Copy out all of the records below word for word, leaving out the picture lines.

[Start Exercise materials]

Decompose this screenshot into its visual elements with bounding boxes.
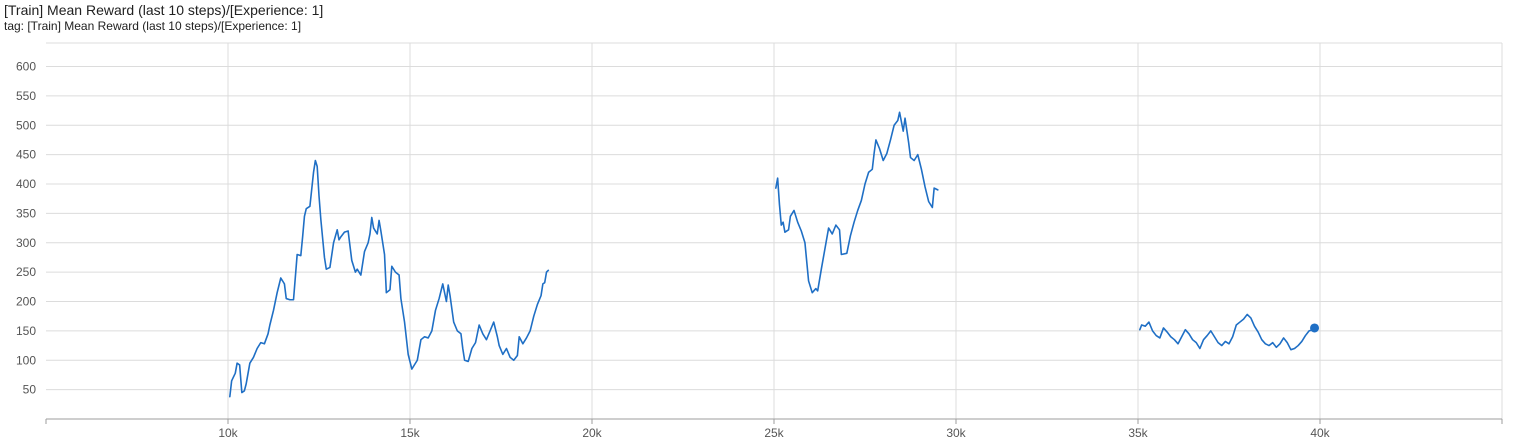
y-tick-label: 50 — [23, 383, 37, 397]
x-tick-label: 25k — [764, 426, 784, 440]
x-tick-label: 30k — [946, 426, 966, 440]
y-tick-label: 450 — [16, 148, 36, 162]
y-tick-label: 150 — [16, 324, 36, 338]
x-tick-label: 20k — [582, 426, 602, 440]
series — [229, 111, 1316, 398]
x-tick-label: 35k — [1128, 426, 1148, 440]
axes: 50 100 150 200 250 300 350 400 450 500 550 600 10k 15… — [16, 60, 1503, 440]
series-line-segment — [1139, 313, 1316, 351]
x-tick-label: 15k — [400, 426, 420, 440]
last-point-marker[interactable] — [1310, 323, 1320, 333]
chart-title: [Train] Mean Reward (last 10 steps)/[Exp… — [4, 2, 324, 18]
chart-subtitle: tag: [Train] Mean Reward (last 10 steps)… — [4, 19, 302, 33]
y-tick-label: 100 — [16, 353, 36, 367]
x-tick-label: 10k — [218, 426, 238, 440]
markers — [1310, 323, 1320, 333]
y-tick-label: 600 — [16, 60, 36, 74]
y-tick-label: 300 — [16, 236, 36, 250]
x-tick-label: 40k — [1310, 426, 1330, 440]
series-line-segment — [229, 159, 550, 398]
y-tick-label: 350 — [16, 206, 36, 220]
y-tick-label: 500 — [16, 118, 36, 132]
y-tick-label: 250 — [16, 265, 36, 279]
series-line-segment — [775, 111, 939, 294]
y-tick-label: 200 — [16, 295, 36, 309]
y-tick-label: 550 — [16, 89, 36, 103]
y-tick-label: 400 — [16, 177, 36, 191]
grid — [46, 42, 1503, 419]
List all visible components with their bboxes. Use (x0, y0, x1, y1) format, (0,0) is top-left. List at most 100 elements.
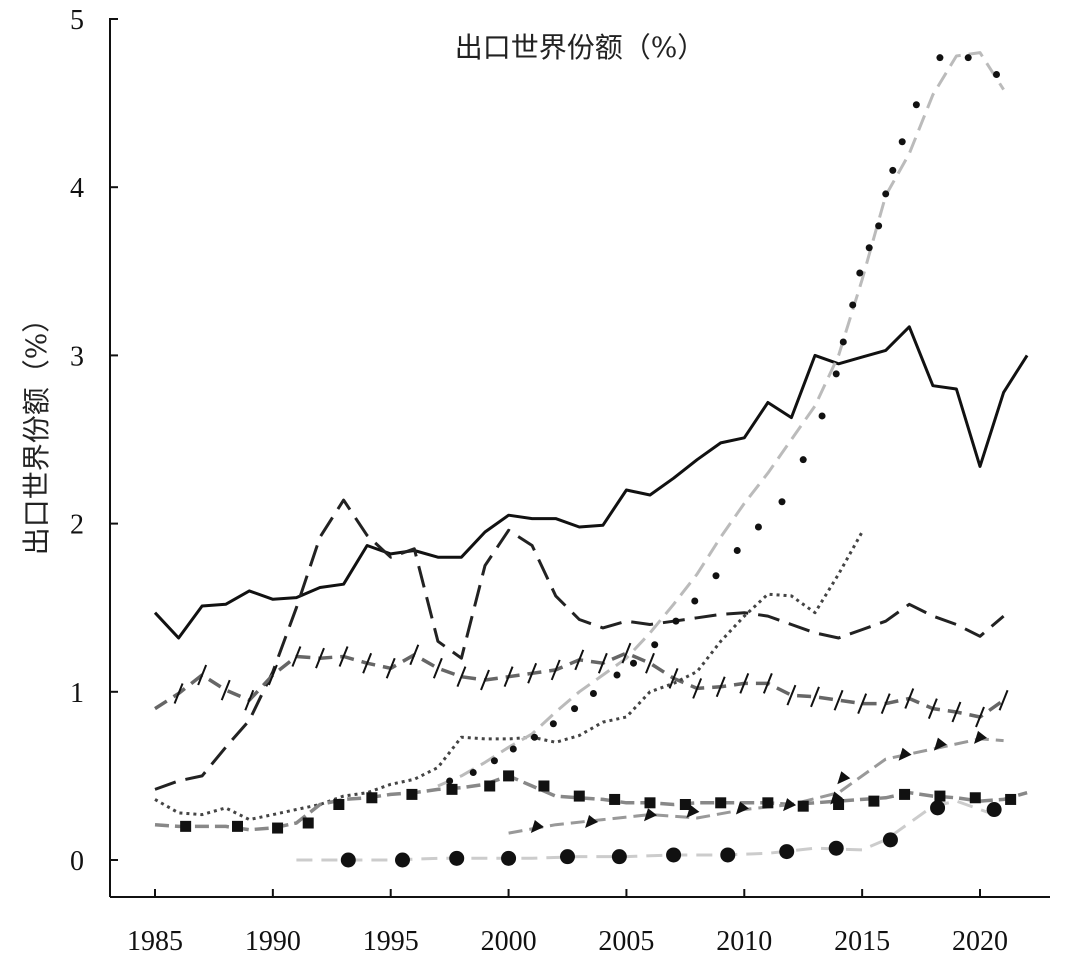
series-4-marker (333, 798, 345, 810)
series-2-slash-marker (645, 652, 655, 674)
series-4-marker (484, 780, 496, 792)
y-tick-label: 0 (70, 846, 84, 877)
series-4-marker (899, 788, 911, 800)
chart-title: 出口世界份额（%） (455, 31, 706, 64)
series-6-marker (686, 804, 700, 818)
series-2-slash-marker (480, 669, 490, 691)
series-5-marker (964, 54, 972, 62)
series-5-marker (549, 720, 557, 728)
x-tick-label: 1990 (245, 926, 301, 957)
series-2-slash-marker (244, 689, 255, 711)
series-5-marker (691, 597, 699, 605)
series-5-marker (778, 498, 786, 506)
series-5-marker (571, 705, 579, 713)
series-2-slash-marker (267, 664, 278, 686)
series-5-marker (912, 101, 920, 109)
series-4-marker (446, 783, 458, 795)
series-7-marker (501, 850, 517, 866)
series-2-slash-marker (904, 688, 915, 709)
series-4-marker (679, 798, 691, 810)
series-6-marker (837, 771, 851, 785)
series-2-slash-marker (550, 659, 561, 681)
series-7-marker (611, 849, 627, 865)
series-5-marker (889, 166, 897, 174)
series-4-marker (715, 797, 727, 809)
series-4-marker (538, 780, 550, 792)
y-tick-label: 2 (70, 510, 84, 541)
x-tick-label: 2020 (952, 926, 1008, 957)
series-5-marker (446, 777, 454, 785)
series-5-marker (799, 456, 807, 464)
series-4-marker (609, 793, 621, 805)
series-2-slash-marker (315, 647, 325, 669)
y-tick-label: 5 (70, 5, 84, 36)
series-5-marker (672, 617, 680, 625)
series-7-marker (449, 850, 465, 866)
series-5-marker (589, 689, 597, 697)
series-4-marker (868, 795, 880, 807)
series-5-marker (898, 138, 906, 146)
series-5-line (437, 51, 1005, 788)
series-2-slash-marker (951, 701, 962, 723)
series-2-slash-marker (762, 673, 773, 694)
series-2-slash-marker (338, 646, 349, 667)
series-6-marker (585, 814, 599, 828)
series-6-marker (830, 791, 844, 805)
series-2-slash-marker (220, 679, 231, 701)
series-2-slash-marker (833, 689, 844, 711)
series-2-slash-marker (786, 684, 797, 706)
series-2-slash-marker (715, 676, 726, 698)
series-4-marker (573, 790, 585, 802)
series-2-slash-marker (621, 642, 632, 664)
series-4-line (154, 774, 1028, 832)
series-2-slash-marker (668, 667, 679, 689)
series-4-marker (366, 792, 378, 804)
series-5-marker (754, 523, 762, 531)
y-tick-label: 3 (70, 341, 84, 372)
series-2-slash-marker (692, 678, 703, 699)
series-6-marker (898, 747, 912, 761)
series-2-slash-marker (927, 698, 938, 719)
series-6-marker (530, 820, 544, 834)
series-layer (153, 51, 1029, 862)
series-5-marker (490, 757, 498, 765)
series-2-slash-marker (857, 693, 868, 714)
series-2-slash-marker (527, 662, 538, 684)
series-5-marker (651, 641, 659, 649)
series-5-marker (531, 733, 538, 741)
y-tick-label: 4 (70, 173, 84, 204)
series-7-marker (882, 832, 898, 848)
series-2-slash-marker (880, 693, 891, 714)
series-1-line (154, 498, 1005, 791)
series-5-marker (865, 244, 873, 252)
series-5-marker (469, 769, 477, 777)
series-5-marker (509, 745, 517, 753)
x-tick-label: 2015 (834, 926, 890, 957)
series-4-marker (934, 790, 946, 802)
series-2-line (154, 651, 1005, 719)
series-4-marker (1005, 793, 1017, 805)
series-7-marker (720, 847, 736, 863)
x-tick-label: 1995 (363, 926, 419, 957)
series-5-marker (613, 671, 621, 679)
series-7-marker (560, 849, 575, 865)
series-4-marker (969, 792, 981, 804)
series-2-slash-marker (597, 652, 608, 674)
series-4-marker (180, 820, 192, 832)
series-2-slash-marker (432, 657, 443, 679)
series-2-slash-marker (362, 652, 373, 674)
series-5-marker (818, 412, 826, 420)
x-tick-label: 1985 (127, 926, 183, 957)
series-5-marker (832, 370, 840, 378)
series-0-line (153, 325, 1029, 640)
series-7-marker (779, 844, 795, 860)
series-2-slash-marker (998, 689, 1009, 711)
series-2-slash-marker (503, 666, 514, 688)
series-2-slash-marker (291, 646, 302, 667)
series-5-marker (630, 659, 637, 667)
x-tick-label: 2010 (716, 926, 772, 957)
series-5-marker (875, 222, 883, 230)
y-axis-label: 出口世界份额（%） (20, 305, 53, 556)
axes: 0 1 2 3 4 5 1985 1990 1995 2000 2005 2010 2015 2020 (70, 5, 1050, 957)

[End Exercise materials]

- [Full output]:
Decompose this screenshot into its visual elements with bounding boxes.
y-tick-label: 50 — [23, 383, 37, 397]
x-tick-label: 25k — [764, 426, 784, 440]
x-tick-label: 30k — [946, 426, 966, 440]
y-tick-label: 450 — [16, 148, 36, 162]
y-tick-label: 150 — [16, 324, 36, 338]
x-tick-label: 20k — [582, 426, 602, 440]
series — [229, 111, 1316, 398]
x-tick-label: 35k — [1128, 426, 1148, 440]
axes: 50 100 150 200 250 300 350 400 450 500 550 600 10k 15… — [16, 60, 1503, 440]
series-line-segment — [1139, 313, 1316, 351]
x-tick-label: 15k — [400, 426, 420, 440]
last-point-marker[interactable] — [1310, 323, 1320, 333]
chart-title: [Train] Mean Reward (last 10 steps)/[Exp… — [4, 2, 324, 18]
chart-subtitle: tag: [Train] Mean Reward (last 10 steps)… — [4, 19, 302, 33]
y-tick-label: 100 — [16, 353, 36, 367]
x-tick-label: 10k — [218, 426, 238, 440]
markers — [1310, 323, 1320, 333]
y-tick-label: 600 — [16, 60, 36, 74]
y-tick-label: 300 — [16, 236, 36, 250]
x-tick-label: 40k — [1310, 426, 1330, 440]
series-line-segment — [229, 159, 550, 398]
y-tick-label: 350 — [16, 206, 36, 220]
y-tick-label: 500 — [16, 118, 36, 132]
y-tick-label: 250 — [16, 265, 36, 279]
series-line-segment — [775, 111, 939, 294]
y-tick-label: 200 — [16, 295, 36, 309]
y-tick-label: 550 — [16, 89, 36, 103]
y-tick-label: 400 — [16, 177, 36, 191]
grid — [46, 42, 1503, 419]
List all visible components with their bboxes. Use (x0, y0, x1, y1) format, (0,0) is top-left. List at most 100 elements.
series-4-marker (333, 798, 345, 810)
series-2-slash-marker (645, 652, 655, 674)
series-4-marker (484, 780, 496, 792)
y-tick-label: 0 (70, 846, 84, 877)
series-4-marker (899, 788, 911, 800)
chart-title: 出口世界份额（%） (455, 31, 706, 64)
series-6-marker (686, 804, 700, 818)
series-2-slash-marker (480, 669, 490, 691)
series-5-marker (964, 54, 972, 62)
series-5-marker (549, 720, 557, 728)
x-tick-label: 1990 (245, 926, 301, 957)
series-2-slash-marker (244, 689, 255, 711)
series-5-marker (691, 597, 699, 605)
series-5-marker (778, 498, 786, 506)
series-5-marker (571, 705, 579, 713)
series-2-slash-marker (267, 664, 278, 686)
series-5-marker (912, 101, 920, 109)
series-4-marker (446, 783, 458, 795)
series-7-marker (501, 850, 517, 866)
series-2-slash-marker (904, 688, 915, 709)
series-4-marker (679, 798, 691, 810)
series-6-marker (837, 771, 851, 785)
series-2-slash-marker (550, 659, 561, 681)
series-7-marker (611, 849, 627, 865)
series-5-marker (889, 166, 897, 174)
series-4-marker (715, 797, 727, 809)
series-4-marker (538, 780, 550, 792)
y-tick-label: 2 (70, 510, 84, 541)
x-tick-label: 2020 (952, 926, 1008, 957)
series-5-marker (446, 777, 454, 785)
series-5-marker (799, 456, 807, 464)
series-4-marker (609, 793, 621, 805)
series-2-slash-marker (315, 647, 325, 669)
y-tick-label: 5 (70, 5, 84, 36)
series-5-marker (672, 617, 680, 625)
series-7-marker (449, 850, 465, 866)
series-5-marker (589, 689, 597, 697)
series-4-marker (868, 795, 880, 807)
series-5-marker (898, 138, 906, 146)
series-5-line (437, 51, 1005, 788)
series-2-slash-marker (951, 701, 962, 723)
series-2-slash-marker (762, 673, 773, 694)
series-2-slash-marker (338, 646, 349, 667)
series-6-marker (585, 814, 599, 828)
series-6-marker (830, 791, 844, 805)
series-2-slash-marker (220, 679, 231, 701)
series-2-slash-marker (833, 689, 844, 711)
series-2-slash-marker (786, 684, 797, 706)
series-2-slash-marker (715, 676, 726, 698)
series-4-marker (573, 790, 585, 802)
series-2-slash-marker (621, 642, 632, 664)
series-4-line (154, 774, 1028, 832)
series-2-slash-marker (668, 667, 679, 689)
series-4-marker (366, 792, 378, 804)
series-5-marker (754, 523, 762, 531)
y-tick-label: 3 (70, 341, 84, 372)
series-2-slash-marker (692, 678, 703, 699)
series-6-marker (898, 747, 912, 761)
series-2-slash-marker (927, 698, 938, 719)
series-6-marker (530, 820, 544, 834)
series-layer (153, 51, 1029, 862)
series-5-marker (490, 757, 498, 765)
series-2-slash-marker (857, 693, 868, 714)
series-2-slash-marker (527, 662, 538, 684)
series-5-marker (651, 641, 659, 649)
series-5-marker (531, 733, 538, 741)
y-tick-label: 4 (70, 173, 84, 204)
series-7-marker (882, 832, 898, 848)
series-2-slash-marker (880, 693, 891, 714)
series-1-line (154, 498, 1005, 791)
series-5-marker (865, 244, 873, 252)
series-5-marker (469, 769, 477, 777)
series-5-marker (509, 745, 517, 753)
x-tick-label: 2015 (834, 926, 890, 957)
series-4-marker (934, 790, 946, 802)
series-2-line (154, 651, 1005, 719)
series-4-marker (1005, 793, 1017, 805)
series-7-marker (720, 847, 736, 863)
x-tick-label: 1995 (363, 926, 419, 957)
series-5-marker (613, 671, 621, 679)
series-7-marker (560, 849, 575, 865)
series-4-marker (969, 792, 981, 804)
series-2-slash-marker (597, 652, 608, 674)
series-4-marker (180, 820, 192, 832)
series-2-slash-marker (432, 657, 443, 679)
series-2-slash-marker (362, 652, 373, 674)
series-5-marker (818, 412, 826, 420)
x-tick-label: 1985 (127, 926, 183, 957)
series-5-marker (832, 370, 840, 378)
series-0-line (153, 325, 1029, 640)
series-7-marker (779, 844, 795, 860)
series-2-slash-marker (998, 689, 1009, 711)
series-2-slash-marker (503, 666, 514, 688)
series-2-slash-marker (291, 646, 302, 667)
series-5-marker (630, 659, 637, 667)
x-tick-label: 2010 (716, 926, 772, 957)
series-5-marker (875, 222, 883, 230)
y-axis-label: 出口世界份额（%） (20, 305, 53, 556)
axes: 0 1 2 3 4 5 1985 1990 1995 2000 2005 2010 2015 2020 (70, 5, 1050, 957)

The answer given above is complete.